▸ Given instruction 1: In the passage on Rawlsian liberal pluralism, which liberal norm comes first among those the state should profess and promote?
▸ Given instruction 2: Return the span of the passage on Rawlsian pluralism from "The best we" to "and vice versa.", copied word for word.

When it comes to the state teaching of ethics, then, the Rawlsian pluralist will offer a different sort of response as compared to the libertarian. For the libertarian, the state should not be in the business of professing moral norms at all – that’s what families, churches, charities, and corporations are for. For the liberal pluralist, however, the state should profess and promote the fundamental liberal norms (freedom of thought and expression first among them). Only, it should not profess the basis for these values because (1) such metaphysical questions are hard to resolve, and relatedly, (2) each reasonable citizen will defend these norms according to their own, diverse doctrines.
Churches, temples, and mosques are therefore not the places to challenge or displace public morality, but instead, to support it using their respective, sacred vocabularies. School curricula and workplace regulations, likewise, should promote the reasonable norms of anti-racism, respect for people with disabilities, and gender equality; Only, they must not uphold some ultimate rationale for such values (secular or otherwise).
Plausible as all this may sound, liberal pluralism quickly deconstructs itself. Rawls’ notion of the “burdens of judgment” is not merely an empirical claim about how difficult or acrimonious philosophy can be. Rather, such pluralism relies upon an extreme anti-foundationalism. In Rawls’ words, “…the correct regulative principle for anything depends on the nature of that thing...” (Rawls 2003, 25) There can be no grand, unified theory of everything. Instead, each human endeavor is subject to its own regulating principles. Politics is no exception.
The best we can do is to aim for a “reflective equilibrium” wherein general principles do not govern, but rather are reciprocal to, specific political judgments (Rawls 2005, 8, 28, 45, 72) That women should have the right to vote, for example, is not derived from the prior, speculative belief that all people have equal inherent worth. Instead, this particular judgment about voting supports the general principle, and vice versa.
All specific judgments are fallible, given new evidence and circumstances. So too, therefore, are all the general principles which mutually depend on them. In this way, politics is functionally prior to political theory. Speculation cannot conceive of the good state on its own; Instead, the continued dialogue, debate, and justificatory processes of a democracy provide the real content for our political and moral ideals. (Rawls 1999, 286–302) An ethos of epistemic humility suffuses such liberalism, hesitating to submit unique, lived experiences to the Procrustean bed of theory.

▸ Given data:
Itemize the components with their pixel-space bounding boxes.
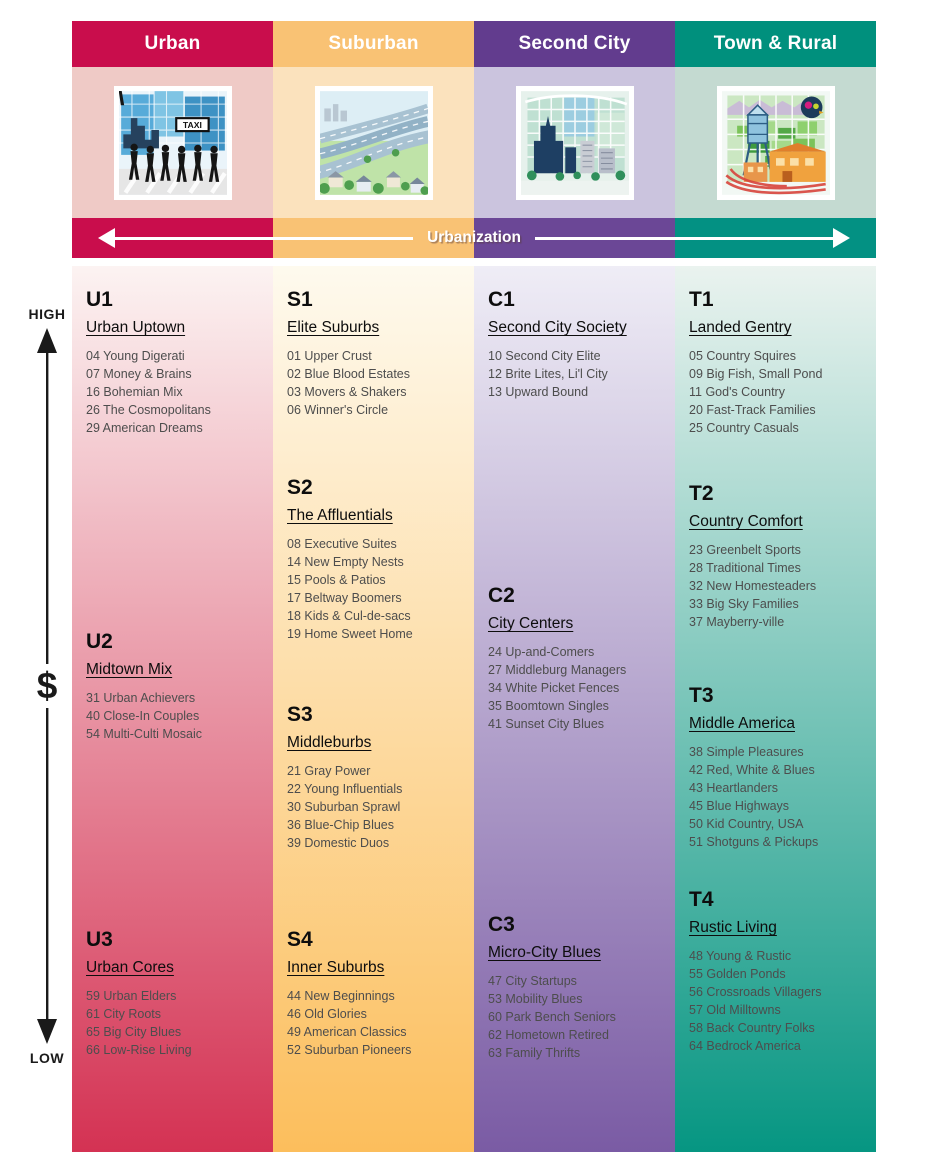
income-axis-down-arrow-icon (34, 708, 60, 1046)
segment-item: 66 Low-Rise Living (86, 1043, 192, 1057)
group-code-S1: S1 (287, 288, 313, 311)
segment-item: 54 Multi-Culti Mosaic (86, 727, 203, 741)
column-spacer-second-city (474, 258, 675, 266)
segment-item: 22 Young Influentials (287, 782, 403, 796)
dollar-icon: $ (36, 665, 58, 706)
segment-item: 49 American Classics (287, 1025, 407, 1039)
group-code-S4: S4 (287, 928, 313, 951)
urban-illustration-card (114, 86, 232, 200)
group-S3 (287, 703, 468, 852)
segment-item: 52 Suburban Pioneers (287, 1043, 412, 1057)
column-second-city (474, 21, 675, 1152)
illustration-band-second-city (474, 67, 675, 218)
segment-item: 42 Red, White & Blues (689, 763, 815, 777)
group-code-C1: C1 (488, 288, 515, 311)
segment-item: 32 New Homesteaders (689, 579, 817, 593)
group-code-C3: C3 (488, 913, 515, 936)
group-code-C2: C2 (488, 584, 515, 607)
column-town-rural (675, 21, 876, 1152)
segment-item: 55 Golden Ponds (689, 967, 786, 981)
group-T2 (689, 482, 870, 631)
column-body-town-rural (675, 266, 876, 1152)
segment-item: 23 Greenbelt Sports (689, 543, 801, 557)
group-name-C1: Second City Society (488, 319, 627, 336)
group-name-U3: Urban Cores (86, 959, 174, 976)
urbanization-bar-segment-suburban (273, 218, 474, 258)
group-name-S2: The Affluentials (287, 507, 393, 524)
segment-item: 47 City Startups (488, 974, 577, 988)
segment-item: 02 Blue Blood Estates (287, 367, 410, 381)
segment-item: 53 Mobility Blues (488, 992, 583, 1006)
segment-item: 13 Upward Bound (488, 385, 589, 399)
suburban-illustration-card (315, 86, 433, 200)
urbanization-label: Urbanization (427, 229, 521, 246)
segment-item: 37 Mayberry-ville (689, 615, 785, 629)
income-axis (16, 306, 78, 1066)
group-code-U3: U3 (86, 928, 113, 951)
urban-illustration (119, 91, 227, 195)
svg-text:TAXI: TAXI (182, 119, 202, 130)
column-header-town-rural: Town & Rural (675, 21, 876, 67)
group-C1 (488, 288, 669, 401)
column-body-suburban (273, 266, 474, 1152)
group-name-U2: Midtown Mix (86, 661, 173, 678)
urbanization-bar-segment-urban (72, 218, 273, 258)
group-name-U1: Urban Uptown (86, 319, 186, 336)
group-name-S4: Inner Suburbs (287, 959, 385, 976)
segment-item: 16 Bohemian Mix (86, 385, 183, 399)
illustration-band-town-rural (675, 67, 876, 218)
income-high-label: HIGH (28, 306, 66, 322)
segment-item: 43 Heartlanders (689, 781, 778, 795)
segment-item: 26 The Cosmopolitans (86, 403, 211, 417)
segment-item: 10 Second City Elite (488, 349, 601, 363)
group-name-T3: Middle America (689, 715, 795, 732)
segment-item: 09 Big Fish, Small Pond (689, 367, 823, 381)
segment-item: 01 Upper Crust (287, 349, 372, 363)
segment-item: 60 Park Bench Seniors (488, 1010, 616, 1024)
group-T3 (689, 684, 870, 851)
segment-item: 44 New Beginnings (287, 989, 395, 1003)
segment-item: 24 Up-and-Comers (488, 645, 595, 659)
segment-item: 40 Close-In Couples (86, 709, 200, 723)
segment-item: 18 Kids & Cul-de-sacs (287, 609, 411, 623)
segment-item: 50 Kid Country, USA (689, 817, 804, 831)
segment-item: 61 City Roots (86, 1007, 162, 1021)
segment-item: 17 Beltway Boomers (287, 591, 402, 605)
segment-item: 20 Fast-Track Families (689, 403, 816, 417)
segment-item: 05 Country Squires (689, 349, 797, 363)
group-code-T4: T4 (689, 888, 714, 911)
segment-item: 28 Traditional Times (689, 561, 801, 575)
group-code-S2: S2 (287, 476, 313, 499)
segment-item: 06 Winner's Circle (287, 403, 389, 417)
suburban-illustration (320, 91, 428, 195)
group-T1 (689, 288, 870, 437)
segment-item: 15 Pools & Patios (287, 573, 386, 587)
group-code-T3: T3 (689, 684, 714, 707)
segment-item: 35 Boomtown Singles (488, 699, 609, 713)
group-T4 (689, 888, 870, 1055)
segment-item: 51 Shotguns & Pickups (689, 835, 819, 849)
group-name-T4: Rustic Living (689, 919, 777, 936)
column-urban (72, 21, 273, 1152)
group-U2 (86, 630, 267, 743)
group-U3 (86, 928, 267, 1059)
segment-item: 46 Old Glories (287, 1007, 367, 1021)
segment-item: 21 Gray Power (287, 764, 371, 778)
column-header-suburban: Suburban (273, 21, 474, 67)
segment-item: 36 Blue-Chip Blues (287, 818, 395, 832)
income-axis-up-arrow-icon (34, 326, 60, 664)
segment-item: 64 Bedrock America (689, 1039, 801, 1053)
illustration-band-urban (72, 67, 273, 218)
group-name-T2: Country Comfort (689, 513, 803, 530)
column-suburban (273, 21, 474, 1152)
segment-item: 39 Domestic Duos (287, 836, 390, 850)
group-code-S3: S3 (287, 703, 313, 726)
column-header-urban: Urban (72, 21, 273, 67)
column-body-second-city (474, 266, 675, 1152)
group-code-T1: T1 (689, 288, 714, 311)
group-name-S3: Middleburbs (287, 734, 372, 751)
group-C3 (488, 913, 669, 1062)
segment-item: 34 White Picket Fences (488, 681, 620, 695)
board (72, 21, 876, 1152)
segment-item: 30 Suburban Sprawl (287, 800, 401, 814)
segment-item: 48 Young & Rustic (689, 949, 792, 963)
segment-item: 03 Movers & Shakers (287, 385, 407, 399)
town-rural-illustration-card (717, 86, 835, 200)
segment-item: 19 Home Sweet Home (287, 627, 413, 641)
column-spacer-town-rural (675, 258, 876, 266)
group-name-C2: City Centers (488, 615, 574, 632)
income-low-label: LOW (29, 1050, 65, 1066)
column-spacer-suburban (273, 258, 474, 266)
town-rural-illustration (722, 91, 830, 195)
segment-item: 14 New Empty Nests (287, 555, 404, 569)
segment-item: 45 Blue Highways (689, 799, 790, 813)
column-body-urban (72, 266, 273, 1152)
segment-item: 56 Crossroads Villagers (689, 985, 822, 999)
group-name-C3: Micro-City Blues (488, 944, 601, 961)
segment-item: 25 Country Casuals (689, 421, 799, 435)
segment-item: 07 Money & Brains (86, 367, 192, 381)
segment-item: 33 Big Sky Families (689, 597, 799, 611)
group-name-T1: Landed Gentry (689, 319, 792, 336)
group-S4 (287, 928, 468, 1059)
segment-item: 12 Brite Lites, Li'l City (488, 367, 608, 381)
urbanization-bar-segment-town-rural (675, 218, 876, 258)
group-code-U1: U1 (86, 288, 113, 311)
segment-item: 11 God's Country (689, 385, 785, 399)
group-U1 (86, 288, 267, 437)
urbanization-bar-segment-second-city (474, 218, 675, 258)
segment-item: 08 Executive Suites (287, 537, 397, 551)
group-S1 (287, 288, 468, 419)
group-name-S1: Elite Suburbs (287, 319, 380, 336)
segment-item: 65 Big City Blues (86, 1025, 182, 1039)
segment-item: 58 Back Country Folks (689, 1021, 815, 1035)
segment-item: 31 Urban Achievers (86, 691, 196, 705)
column-header-second-city: Second City (474, 21, 675, 67)
illustration-band-suburban (273, 67, 474, 218)
group-S2 (287, 476, 468, 643)
segment-item: 59 Urban Elders (86, 989, 177, 1003)
group-C2 (488, 584, 669, 733)
second-city-illustration (521, 91, 629, 195)
segment-item: 04 Young Digerati (86, 349, 185, 363)
segment-item: 29 American Dreams (86, 421, 203, 435)
column-spacer-urban (72, 258, 273, 266)
second-city-illustration-card (516, 86, 634, 200)
segment-item: 63 Family Thrifts (488, 1046, 581, 1060)
segment-item: 41 Sunset City Blues (488, 717, 605, 731)
group-code-T2: T2 (689, 482, 714, 505)
segment-item: 38 Simple Pleasures (689, 745, 804, 759)
segment-item: 57 Old Milltowns (689, 1003, 781, 1017)
group-code-U2: U2 (86, 630, 113, 653)
segment-item: 27 Middleburg Managers (488, 663, 627, 677)
segment-item: 62 Hometown Retired (488, 1028, 609, 1042)
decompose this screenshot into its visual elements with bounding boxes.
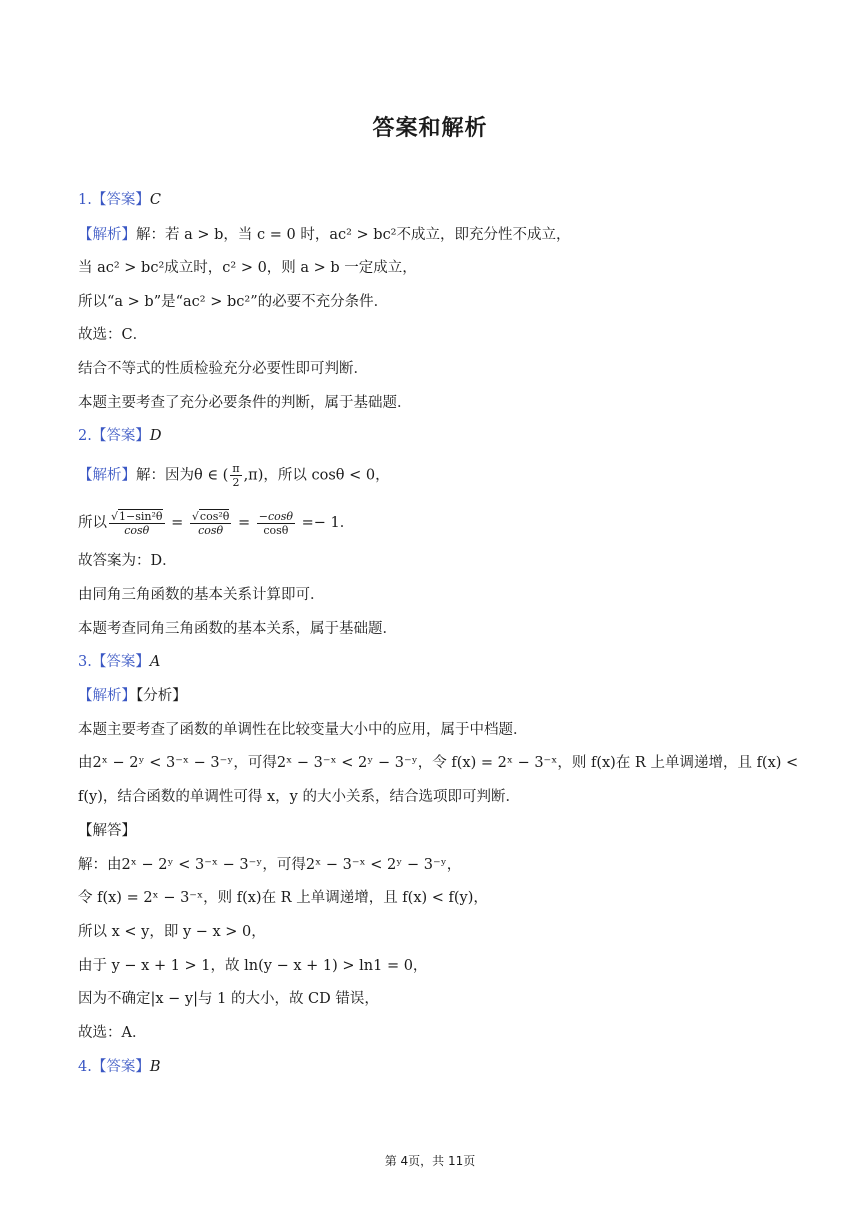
q1-analysis-label: 【解析】 [78,227,136,243]
q3-line-2: 由2ˣ − 2ʸ < 3⁻ˣ − 3⁻ʸ，可得2ˣ − 3⁻ˣ < 2ʸ − 3⁻ʸ，令 f(x) = 2ˣ − 3⁻ˣ，则 f(x)在 R 上单调递增，且 f(x) < [78,755,799,771]
q3-answer-head: 3.【答案】 [78,654,150,670]
q2-analysis-line-1 [78,462,390,489]
q3-analysis-label: 【解析】 [78,688,136,704]
q3-line-6: 所以 x < y，即 y − x > 0， [78,924,266,940]
q2-analysis-line-3: 故答案为：D． [78,553,177,569]
q3-analysis-tag: 【分析】 [136,688,187,704]
q2-fraction-1: $\frac{\text{√1−sin²θ}}{\cos\theta}$ [111,509,163,537]
q2-answer-line [78,426,161,446]
q3-answer-line [78,652,160,672]
q2-l1-pre: 解：因为θ ∈ ( [136,467,229,484]
q3-line-4: 解：由2ˣ − 2ʸ < 3⁻ˣ − 3⁻ʸ，可得2ˣ − 3⁻ˣ < 2ʸ − 3⁻ʸ， [78,857,462,873]
page-title: 答案和解析 [372,116,488,141]
q1-analysis-line-1 [78,225,571,245]
q3-line-8: 因为不确定|x − y|与 1 的大小，故 CD 错误， [78,991,379,1007]
q3-line-9: 故选：A． [78,1025,147,1041]
q1-analysis-line-4: 故选：C． [78,327,148,343]
q2-analysis-line-4: 由同角三角函数的基本关系计算即可． [78,587,325,603]
q4-answer-line [78,1057,161,1077]
q1-answer-value: C [149,192,161,208]
q2-l2-pre: 所以 [78,515,107,531]
q2-l1-post: ,π)，所以 cosθ < 0， [243,467,390,484]
q2-answer-value: D [149,428,162,444]
q3-solution-tag: 【解答】 [78,823,136,839]
q3-answer-value: A [149,654,161,670]
q1-answer-line [78,190,161,210]
q1-analysis-line-3: 所以“a > b”是“ac² > bc²”的必要不充分条件． [78,294,389,310]
q3-line-3: f(y)，结合函数的单调性可得 x，y 的大小关系，结合选项即可判断． [78,789,520,805]
q1-analysis-line-6: 本题主要考查了充分必要条件的判断，属于基础题． [78,395,412,411]
q3-analysis-label-line [78,686,187,706]
q4-answer-value: B [149,1059,161,1075]
q2-answer-head: 2.【答案】 [78,428,150,444]
q1-analysis-text-1: 解：若 a > b，当 c = 0 时，ac² > bc²不成立，即充分性不成立， [136,227,571,243]
q1-answer-head: 1.【答案】 [78,192,150,208]
q1-analysis-line-2: 当 ac² > bc²成立时，c² > 0，则 a > b 一定成立， [78,260,417,276]
q3-line-1: 本题主要考查了函数的单调性在比较变量大小中的应用，属于中档题． [78,722,528,738]
page-footer: 第 4页，共 11页 [384,1154,476,1168]
q2-analysis-line-5: 本题考查同角三角函数的基本关系，属于基础题． [78,621,397,637]
q2-fraction-3: $\frac{-\cos\theta}{\cos\theta}$ [258,509,294,537]
q1-analysis-line-5: 结合不等式的性质检验充分必要性即可判断． [78,361,368,377]
q2-fraction-pi-over-2: $\frac{\pi}{2}$ [232,462,240,489]
q3-line-5: 令 f(x) = 2ˣ − 3⁻ˣ，则 f(x)在 R 上单调递增，且 f(x) < f(y)， [78,890,488,906]
q3-line-7: 由于 y − x + 1 > 1，故 ln(y − x + 1) > ln1 = 0， [78,958,428,974]
q4-answer-head: 4.【答案】 [78,1059,150,1075]
q2-fraction-2: $\frac{\text{√cos²θ}}{\cos\theta}$ [191,509,230,537]
q2-analysis-line-2: 所以 $\frac{\text{√1−sin²θ}}{\cos\theta}$ = $\frac{\text{√cos²θ}}{\cos\theta}$ = $\frac{-\cos\theta}{\cos\theta}$ =− 1． [78,509,355,537]
q2-analysis-label: 【解析】 [78,467,136,484]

▸ Exercise response 1: Freedom of thought and expression.

▸ Exercise response 2:
The best we can do is to aim for a “reflective equilibrium” wherein general principles do not govern, but rather are reciprocal to, specific political judgments (Rawls 2005, 8, 28, 45, 72) That women should have the right to vote, for example, is not derived from the prior, speculative belief that all people have equal inherent worth. Instead, this particular judgment about voting supports the general principle, and vice versa.